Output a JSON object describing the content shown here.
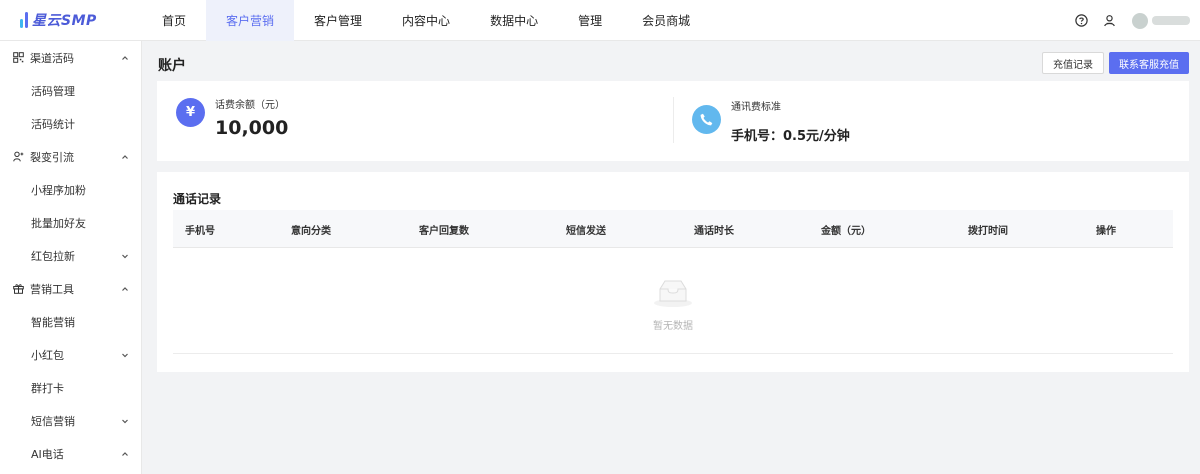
{
  "app": {
    "logo_text": "星云SMP",
    "colors": {
      "brand": "#5b6ef0",
      "logo_text": "#4c5bd8",
      "yuan_icon": "#5b6ef0",
      "phone_icon": "#62b8ee"
    }
  },
  "topnav": {
    "items": [
      {
        "label": "首页",
        "active": false
      },
      {
        "label": "客户营销",
        "active": true
      },
      {
        "label": "客户管理",
        "active": false
      },
      {
        "label": "内容中心",
        "active": false
      },
      {
        "label": "数据中心",
        "active": false
      },
      {
        "label": "管理",
        "active": false
      },
      {
        "label": "会员商城",
        "active": false
      }
    ],
    "icons": [
      "help-icon",
      "user-switch-icon",
      "avatar"
    ]
  },
  "sidebar": {
    "groups": [
      {
        "label": "渠道活码",
        "icon": "qrcode-icon",
        "expanded": true,
        "items": [
          {
            "label": "活码管理",
            "has_children": false
          },
          {
            "label": "活码统计",
            "has_children": false
          }
        ]
      },
      {
        "label": "裂变引流",
        "icon": "fission-icon",
        "expanded": true,
        "items": [
          {
            "label": "小程序加粉",
            "has_children": false
          },
          {
            "label": "批量加好友",
            "has_children": false
          },
          {
            "label": "红包拉新",
            "has_children": true
          }
        ]
      },
      {
        "label": "营销工具",
        "icon": "gift-icon",
        "expanded": true,
        "items": [
          {
            "label": "智能营销",
            "has_children": false
          },
          {
            "label": "小红包",
            "has_children": true
          },
          {
            "label": "群打卡",
            "has_children": false
          },
          {
            "label": "短信营销",
            "has_children": true
          },
          {
            "label": "AI电话",
            "has_children": true
          }
        ]
      }
    ]
  },
  "main": {
    "title": "账户",
    "buttons": {
      "recharge_record": "充值记录",
      "contact_service": "联系客服充值"
    },
    "account": {
      "balance_label": "话费余额（元）",
      "balance_value": "10,000",
      "balance_icon_glyph": "¥",
      "rate_label": "通讯费标准",
      "rate_value": "手机号：0.5元/分钟"
    },
    "call_records": {
      "title": "通话记录",
      "columns": [
        "手机号",
        "意向分类",
        "客户回复数",
        "短信发送",
        "通话时长",
        "金额（元）",
        "拨打时间",
        "操作"
      ],
      "rows": [],
      "empty_text": "暂无数据"
    }
  }
}
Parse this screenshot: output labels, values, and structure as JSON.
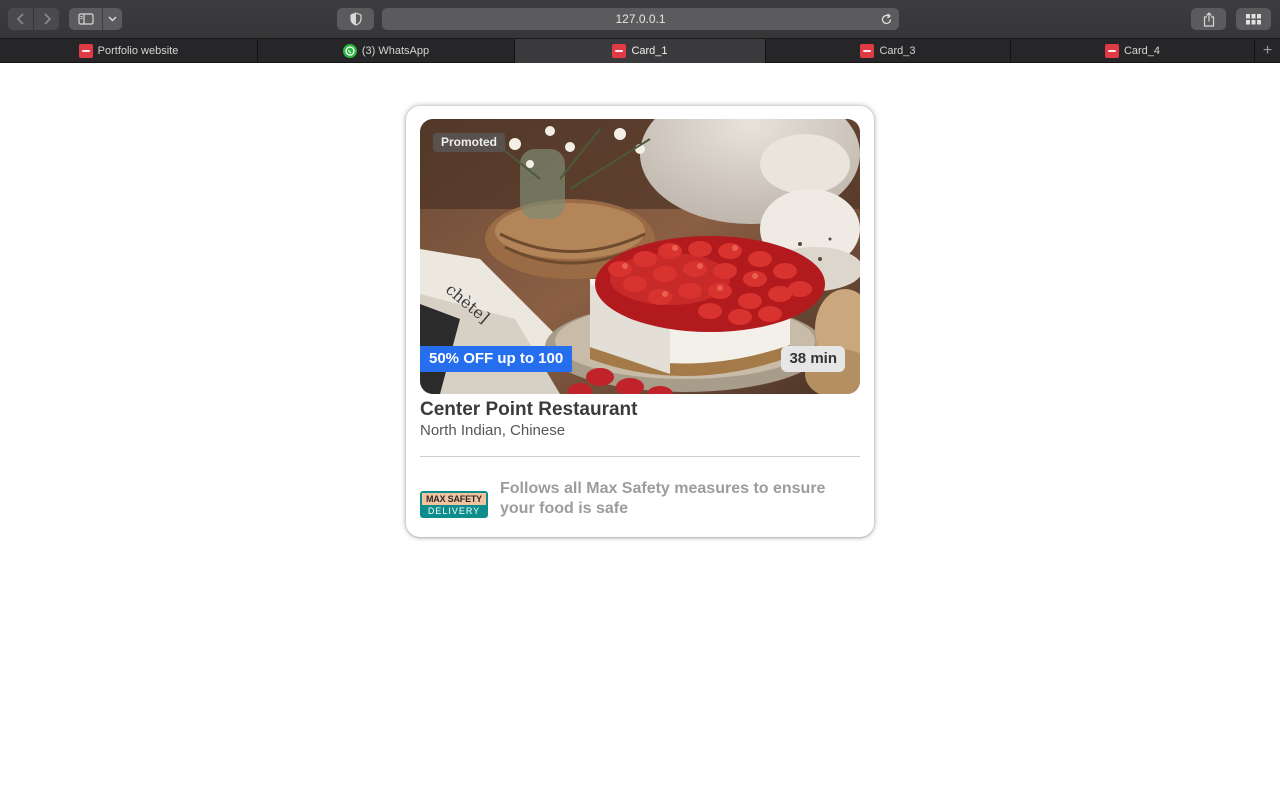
{
  "browser": {
    "url": "127.0.0.1",
    "tabs": [
      {
        "label": "Portfolio website",
        "icon": "zomato-favicon",
        "active": false
      },
      {
        "label": "(3) WhatsApp",
        "icon": "whatsapp-favicon",
        "active": false
      },
      {
        "label": "Card_1",
        "icon": "zomato-favicon",
        "active": true
      },
      {
        "label": "Card_3",
        "icon": "zomato-favicon",
        "active": false
      },
      {
        "label": "Card_4",
        "icon": "zomato-favicon",
        "active": false
      }
    ],
    "new_tab_label": "+"
  },
  "card": {
    "badge": "Promoted",
    "offer": "50% OFF up to 100",
    "delivery_time": "38 min",
    "restaurant_name": "Center Point Restaurant",
    "cuisines": "North Indian, Chinese",
    "safety_logo": {
      "top": "MAX SAFETY",
      "bottom": "DELIVERY"
    },
    "safety_text": "Follows all Max Safety measures to ensure your food is safe",
    "image": "strawberry-cheesecake-photo"
  },
  "colors": {
    "offer_bg": "#256fef",
    "safety_teal": "#0d8d8b",
    "chrome_bg": "#3d3c3e"
  }
}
☆ ☆ ☆ ☆ ☆
- [AIM]:
Are you able to set down all the lines above exactly, without any pictures?

- [RESULT OF THE TASK]:
Output a JSON object describing the content shown here.
{
  "app": {
    "logo_text": "星云SMP",
    "colors": {
      "brand": "#5b6ef0",
      "logo_text": "#4c5bd8",
      "yuan_icon": "#5b6ef0",
      "phone_icon": "#62b8ee"
    }
  },
  "topnav": {
    "items": [
      {
        "label": "首页",
        "active": false
      },
      {
        "label": "客户营销",
        "active": true
      },
      {
        "label": "客户管理",
        "active": false
      },
      {
        "label": "内容中心",
        "active": false
      },
      {
        "label": "数据中心",
        "active": false
      },
      {
        "label": "管理",
        "active": false
      },
      {
        "label": "会员商城",
        "active": false
      }
    ],
    "icons": [
      "help-icon",
      "user-switch-icon",
      "avatar"
    ]
  },
  "sidebar": {
    "groups": [
      {
        "label": "渠道活码",
        "icon": "qrcode-icon",
        "expanded": true,
        "items": [
          {
            "label": "活码管理",
            "has_children": false
          },
          {
            "label": "活码统计",
            "has_children": false
          }
        ]
      },
      {
        "label": "裂变引流",
        "icon": "fission-icon",
        "expanded": true,
        "items": [
          {
            "label": "小程序加粉",
            "has_children": false
          },
          {
            "label": "批量加好友",
            "has_children": false
          },
          {
            "label": "红包拉新",
            "has_children": true
          }
        ]
      },
      {
        "label": "营销工具",
        "icon": "gift-icon",
        "expanded": true,
        "items": [
          {
            "label": "智能营销",
            "has_children": false
          },
          {
            "label": "小红包",
            "has_children": true
          },
          {
            "label": "群打卡",
            "has_children": false
          },
          {
            "label": "短信营销",
            "has_children": true
          },
          {
            "label": "AI电话",
            "has_children": true
          }
        ]
      }
    ]
  },
  "main": {
    "title": "账户",
    "buttons": {
      "recharge_record": "充值记录",
      "contact_service": "联系客服充值"
    },
    "account": {
      "balance_label": "话费余额（元）",
      "balance_value": "10,000",
      "balance_icon_glyph": "¥",
      "rate_label": "通讯费标准",
      "rate_value": "手机号：0.5元/分钟"
    },
    "call_records": {
      "title": "通话记录",
      "columns": [
        "手机号",
        "意向分类",
        "客户回复数",
        "短信发送",
        "通话时长",
        "金额（元）",
        "拨打时间",
        "操作"
      ],
      "rows": [],
      "empty_text": "暂无数据"
    }
  }
}
Parse this screenshot: output labels, values, and structure as JSON.
{
  "browser": {
    "url": "127.0.0.1",
    "tabs": [
      {
        "label": "Portfolio website",
        "icon": "zomato-favicon",
        "active": false
      },
      {
        "label": "(3) WhatsApp",
        "icon": "whatsapp-favicon",
        "active": false
      },
      {
        "label": "Card_1",
        "icon": "zomato-favicon",
        "active": true
      },
      {
        "label": "Card_3",
        "icon": "zomato-favicon",
        "active": false
      },
      {
        "label": "Card_4",
        "icon": "zomato-favicon",
        "active": false
      }
    ],
    "new_tab_label": "+"
  },
  "card": {
    "badge": "Promoted",
    "offer": "50% OFF up to 100",
    "delivery_time": "38 min",
    "restaurant_name": "Center Point Restaurant",
    "cuisines": "North Indian, Chinese",
    "safety_logo": {
      "top": "MAX SAFETY",
      "bottom": "DELIVERY"
    },
    "safety_text": "Follows all Max Safety measures to ensure your food is safe",
    "image": "strawberry-cheesecake-photo"
  },
  "colors": {
    "offer_bg": "#256fef",
    "safety_teal": "#0d8d8b",
    "chrome_bg": "#3d3c3e"
  }
}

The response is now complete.